THE REQUEST:
Each record needs to be echoed exactly; can you do that?

MATERIAL SUPPLIED:
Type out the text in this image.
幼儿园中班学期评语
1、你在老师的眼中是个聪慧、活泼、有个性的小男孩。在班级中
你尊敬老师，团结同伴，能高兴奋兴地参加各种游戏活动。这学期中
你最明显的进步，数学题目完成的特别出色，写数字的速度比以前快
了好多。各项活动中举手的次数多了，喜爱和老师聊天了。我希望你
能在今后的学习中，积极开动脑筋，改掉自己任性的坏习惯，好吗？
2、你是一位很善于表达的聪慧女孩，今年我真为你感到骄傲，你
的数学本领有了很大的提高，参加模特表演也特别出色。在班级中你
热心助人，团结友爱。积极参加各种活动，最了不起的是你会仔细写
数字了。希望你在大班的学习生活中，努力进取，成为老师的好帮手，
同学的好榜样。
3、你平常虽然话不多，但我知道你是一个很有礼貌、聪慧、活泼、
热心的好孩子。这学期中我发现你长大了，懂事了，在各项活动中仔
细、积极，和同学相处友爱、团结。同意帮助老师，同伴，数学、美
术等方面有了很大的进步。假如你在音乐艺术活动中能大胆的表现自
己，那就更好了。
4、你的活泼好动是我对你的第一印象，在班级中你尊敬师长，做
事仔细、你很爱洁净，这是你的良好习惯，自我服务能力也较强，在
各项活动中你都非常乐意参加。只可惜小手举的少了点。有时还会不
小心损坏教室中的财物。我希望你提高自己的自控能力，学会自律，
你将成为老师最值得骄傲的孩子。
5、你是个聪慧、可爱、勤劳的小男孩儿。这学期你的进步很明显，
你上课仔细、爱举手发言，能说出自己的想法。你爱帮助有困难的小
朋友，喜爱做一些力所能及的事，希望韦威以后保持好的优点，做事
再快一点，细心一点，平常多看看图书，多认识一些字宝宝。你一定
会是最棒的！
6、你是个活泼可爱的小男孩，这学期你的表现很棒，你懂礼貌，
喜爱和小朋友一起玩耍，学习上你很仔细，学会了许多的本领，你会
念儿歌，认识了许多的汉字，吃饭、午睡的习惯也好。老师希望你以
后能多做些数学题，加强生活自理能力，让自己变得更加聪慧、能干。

RESULT OF THIS EXERCISE:
Type out the text in this image.
幼儿园中班学期评语
1、你在老师的眼中是个聪慧、活泼、有个性的小男孩。在班级中
你尊敬老师，团结同伴，能高兴奋兴地参加各种游戏活动。这学期中
你最明显的进步，数学题目完成的特别出色，写数字的速度比以前快
了好多。各项活动中举手的次数多了，喜爱和老师聊天了。我希望你
能在今后的学习中，积极开动脑筋，改掉自己任性的坏习惯，好吗？
2、你是一位很善于表达的聪慧女孩，今年我真为你感到骄傲，你
的数学本领有了很大的提高，参加模特表演也特别出色。在班级中你
热心助人，团结友爱。积极参加各种活动，最了不起的是你会仔细写
数字了。希望你在大班的学习生活中，努力进取，成为老师的好帮手，
同学的好榜样。
3、你平常虽然话不多，但我知道你是一个很有礼貌、聪慧、活泼、
热心的好孩子。这学期中我发现你长大了，懂事了，在各项活动中仔
细、积极，和同学相处友爱、团结。同意帮助老师，同伴，数学、美
术等方面有了很大的进步。假如你在音乐艺术活动中能大胆的表现自
己，那就更好了。
4、你的活泼好动是我对你的第一印象，在班级中你尊敬师长，做
事仔细、你很爱洁净，这是你的良好习惯，自我服务能力也较强，在
各项活动中你都非常乐意参加。只可惜小手举的少了点。有时还会不
小心损坏教室中的财物。我希望你提高自己的自控能力，学会自律，
你将成为老师最值得骄傲的孩子。
5、你是个聪慧、可爱、勤劳的小男孩儿。这学期你的进步很明显，
你上课仔细、爱举手发言，能说出自己的想法。你爱帮助有困难的小
朋友，喜爱做一些力所能及的事，希望韦威以后保持好的优点，做事
再快一点，细心一点，平常多看看图书，多认识一些字宝宝。你一定
会是最棒的！
6、你是个活泼可爱的小男孩，这学期你的表现很棒，你懂礼貌，
喜爱和小朋友一起玩耍，学习上你很仔细，学会了许多的本领，你会
念儿歌，认识了许多的汉字，吃饭、午睡的习惯也好。老师希望你以
后能多做些数学题，加强生活自理能力，让自己变得更加聪慧、能干。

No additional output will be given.